In the listing below, locate each line containing the string "条反向链接" and copy those lines in full.

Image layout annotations
+++

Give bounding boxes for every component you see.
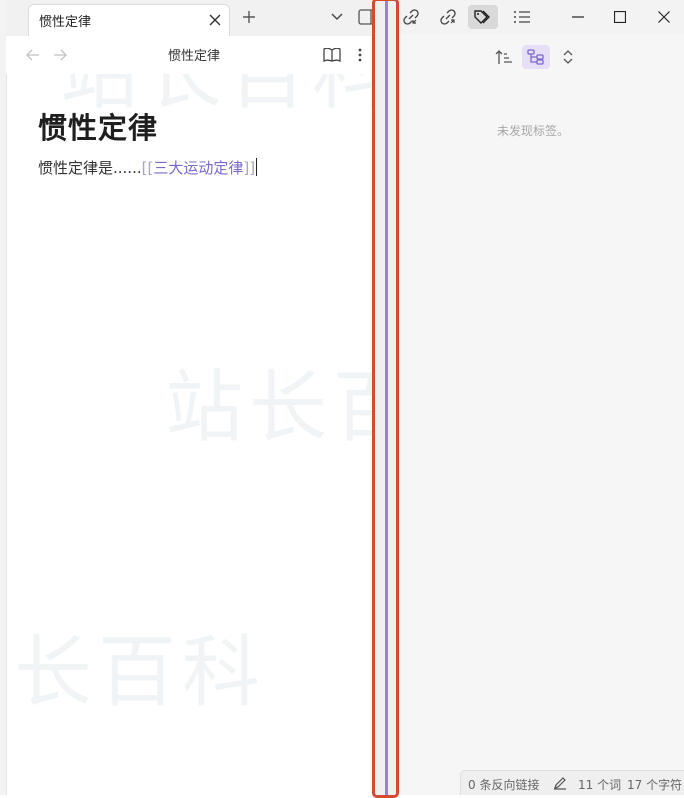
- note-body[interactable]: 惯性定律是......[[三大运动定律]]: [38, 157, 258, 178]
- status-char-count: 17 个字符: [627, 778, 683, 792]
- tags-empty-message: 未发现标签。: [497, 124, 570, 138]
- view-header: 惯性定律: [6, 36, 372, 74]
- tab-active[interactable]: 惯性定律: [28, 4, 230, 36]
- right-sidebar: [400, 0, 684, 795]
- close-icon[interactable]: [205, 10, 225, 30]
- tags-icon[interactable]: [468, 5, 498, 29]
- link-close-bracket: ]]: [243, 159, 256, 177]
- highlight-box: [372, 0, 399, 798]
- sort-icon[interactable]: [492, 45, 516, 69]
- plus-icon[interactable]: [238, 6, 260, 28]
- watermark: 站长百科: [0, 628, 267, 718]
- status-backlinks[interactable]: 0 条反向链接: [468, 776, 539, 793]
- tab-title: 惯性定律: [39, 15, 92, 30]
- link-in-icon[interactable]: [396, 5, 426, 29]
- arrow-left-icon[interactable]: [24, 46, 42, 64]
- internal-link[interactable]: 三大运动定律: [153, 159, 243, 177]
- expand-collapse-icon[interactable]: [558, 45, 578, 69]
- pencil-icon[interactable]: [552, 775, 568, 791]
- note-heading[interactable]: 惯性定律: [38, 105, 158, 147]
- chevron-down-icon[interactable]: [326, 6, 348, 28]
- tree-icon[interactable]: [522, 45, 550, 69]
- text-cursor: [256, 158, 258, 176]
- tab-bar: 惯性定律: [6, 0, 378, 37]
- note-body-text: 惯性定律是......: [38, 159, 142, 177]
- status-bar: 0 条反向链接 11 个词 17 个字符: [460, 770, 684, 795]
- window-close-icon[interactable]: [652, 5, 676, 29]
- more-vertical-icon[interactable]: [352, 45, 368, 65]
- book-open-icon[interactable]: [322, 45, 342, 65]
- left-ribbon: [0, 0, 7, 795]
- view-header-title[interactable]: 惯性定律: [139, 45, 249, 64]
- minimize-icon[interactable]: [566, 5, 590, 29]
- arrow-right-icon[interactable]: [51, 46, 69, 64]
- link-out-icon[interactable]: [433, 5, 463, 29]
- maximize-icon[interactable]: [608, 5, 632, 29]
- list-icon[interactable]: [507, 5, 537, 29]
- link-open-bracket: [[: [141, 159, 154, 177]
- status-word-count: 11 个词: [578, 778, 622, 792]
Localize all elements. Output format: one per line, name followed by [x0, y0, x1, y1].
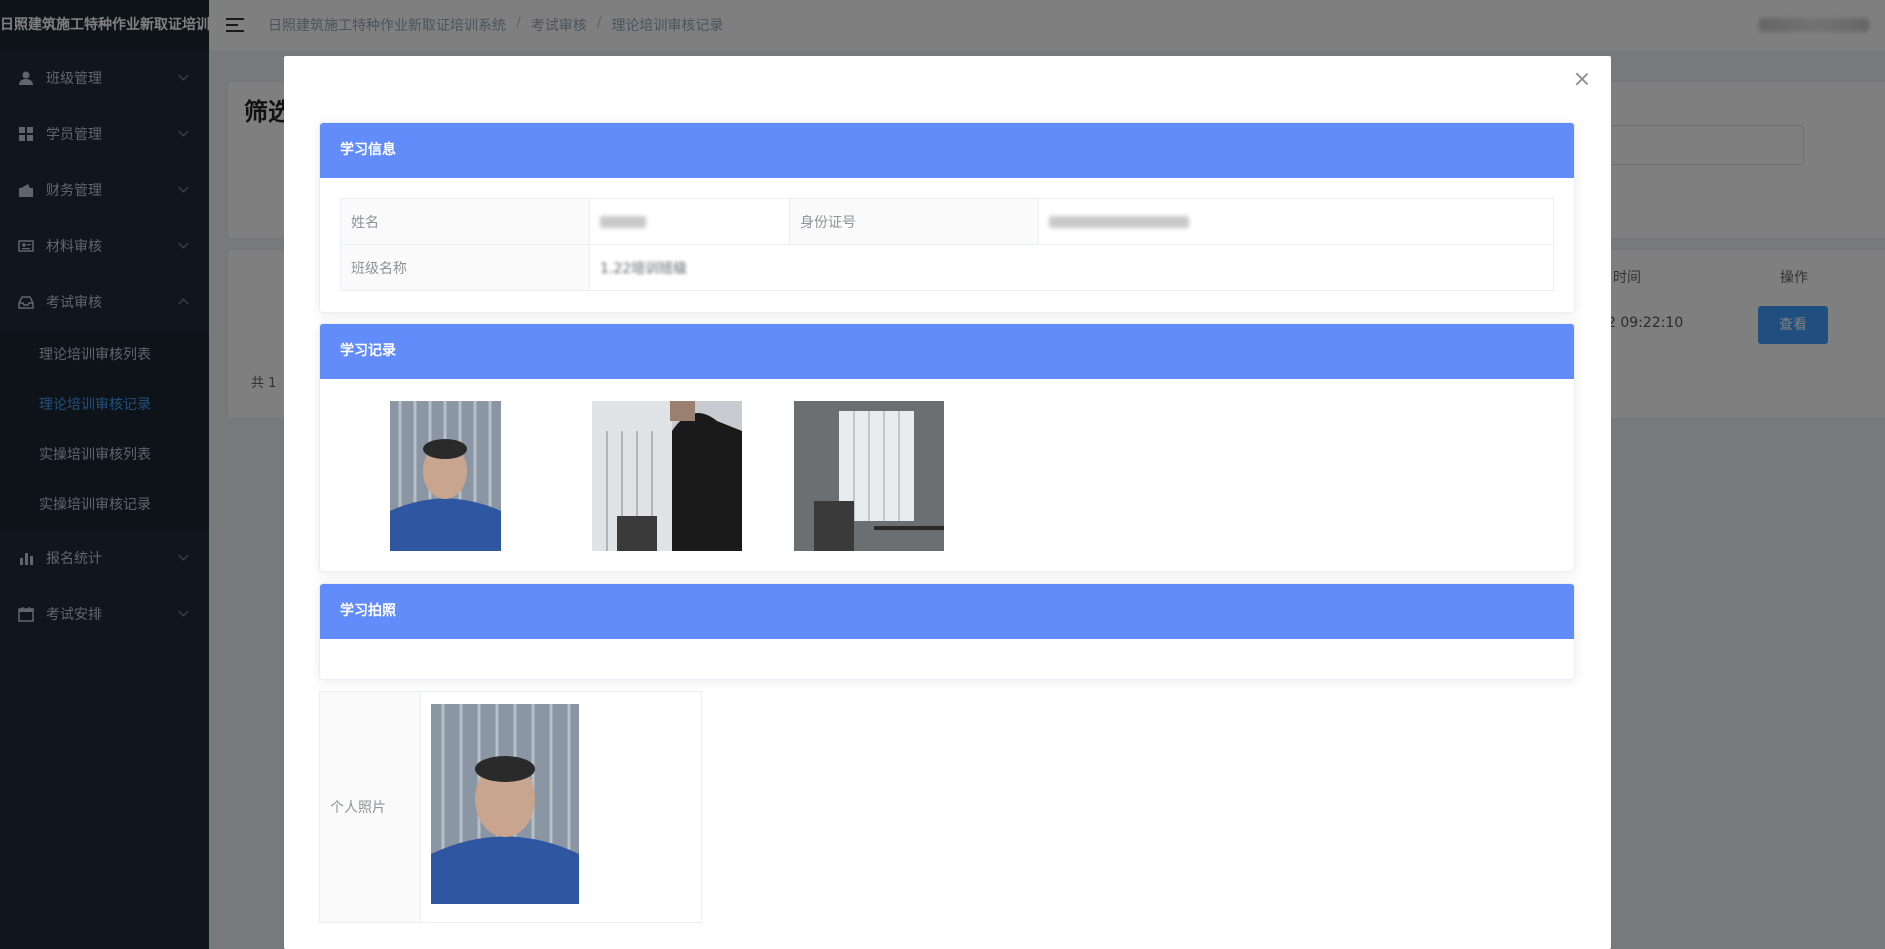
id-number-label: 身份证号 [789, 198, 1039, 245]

+++

**CORRECT RESULT**
- status-backlinks[interactable]: 0 条反向链接: [468, 776, 539, 793]
- status-bar: 0 条反向链接 11 个词 17 个字符: [460, 770, 684, 795]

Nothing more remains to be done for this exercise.